- Directions -
Please find all lines in the data that hold the string "this" and copy them.

[Records from a data source]
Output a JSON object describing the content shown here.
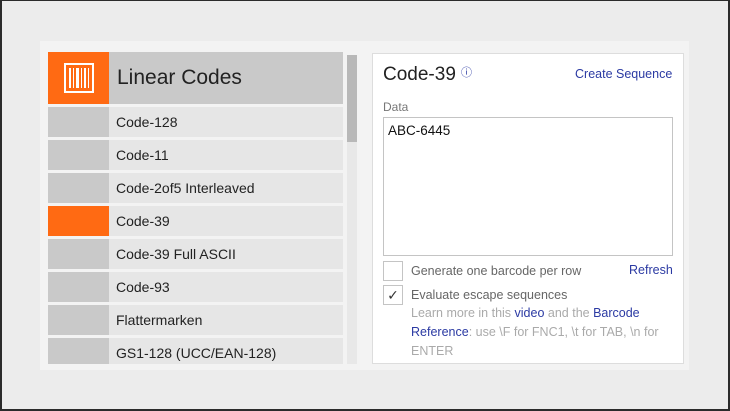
{
  "list": {
    "header_title": "Linear Codes",
    "header_icon": "barcode-icon",
    "items": [
      {
        "label": "Code-128",
        "selected": false
      },
      {
        "label": "Code-11",
        "selected": false
      },
      {
        "label": "Code-2of5 Interleaved",
        "selected": false
      },
      {
        "label": "Code-39",
        "selected": true
      },
      {
        "label": "Code-39 Full ASCII",
        "selected": false
      },
      {
        "label": "Code-93",
        "selected": false
      },
      {
        "label": "Flattermarken",
        "selected": false
      },
      {
        "label": "GS1-128 (UCC/EAN-128)",
        "selected": false
      }
    ]
  },
  "detail": {
    "title": "Code-39",
    "info_icon": "ⓘ",
    "create_sequence": "Create Sequence",
    "data_label": "Data",
    "data_value": "ABC-6445",
    "option_one_per_row": {
      "label": "Generate one barcode per row",
      "checked": false
    },
    "refresh": "Refresh",
    "option_escape": {
      "label": "Evaluate escape sequences",
      "checked": true,
      "check_mark": "✓"
    },
    "help": {
      "part1": "Learn more in this ",
      "link_video": "video",
      "part2": " and the ",
      "link_reference": "Barcode Reference",
      "part3": ": use \\F for FNC1, \\t for TAB, \\n for ENTER"
    }
  },
  "colors": {
    "accent": "#ff6a13",
    "link": "#2b3aa3"
  }
}
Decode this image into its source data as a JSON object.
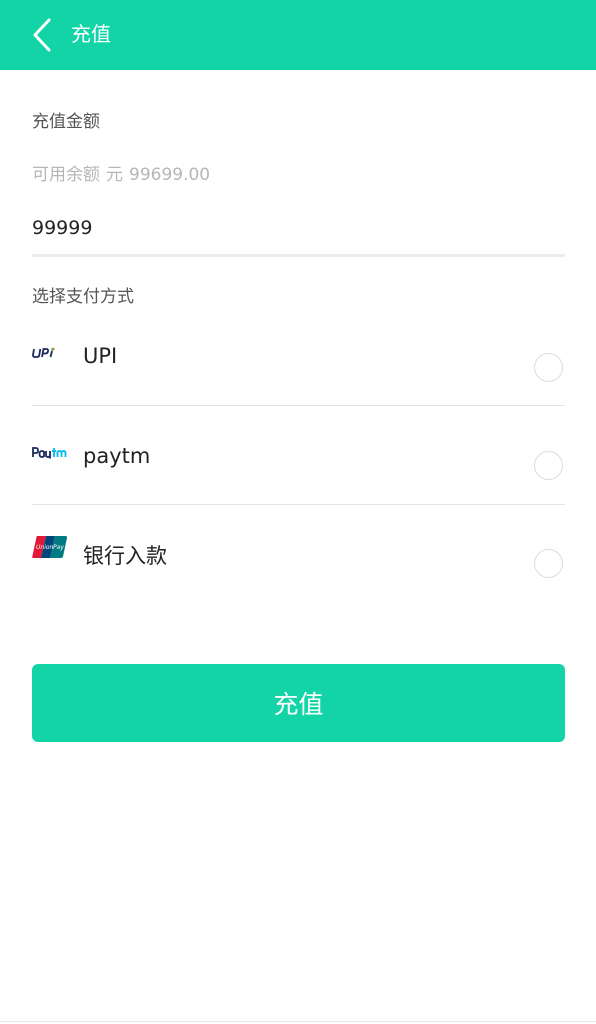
{
  "header": {
    "back_icon": "chevron-left-icon",
    "title": "充值",
    "background_color": "#12d4a6"
  },
  "amount_section": {
    "label": "充值金额",
    "balance_label": "可用余额",
    "balance_currency": "元",
    "balance_value": "99699.00",
    "input_value": "99999"
  },
  "payment_section": {
    "label": "选择支付方式",
    "methods": [
      {
        "icon": "upi-logo-icon",
        "label": "UPI",
        "selected": false
      },
      {
        "icon": "paytm-logo-icon",
        "label": "paytm",
        "selected": false
      },
      {
        "icon": "unionpay-logo-icon",
        "label": "银行入款",
        "selected": false
      }
    ]
  },
  "submit_button": {
    "label": "充值"
  }
}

- Full answer -
      "part1": "Learn more in this ",
Decode this image into its source data as a JSON object.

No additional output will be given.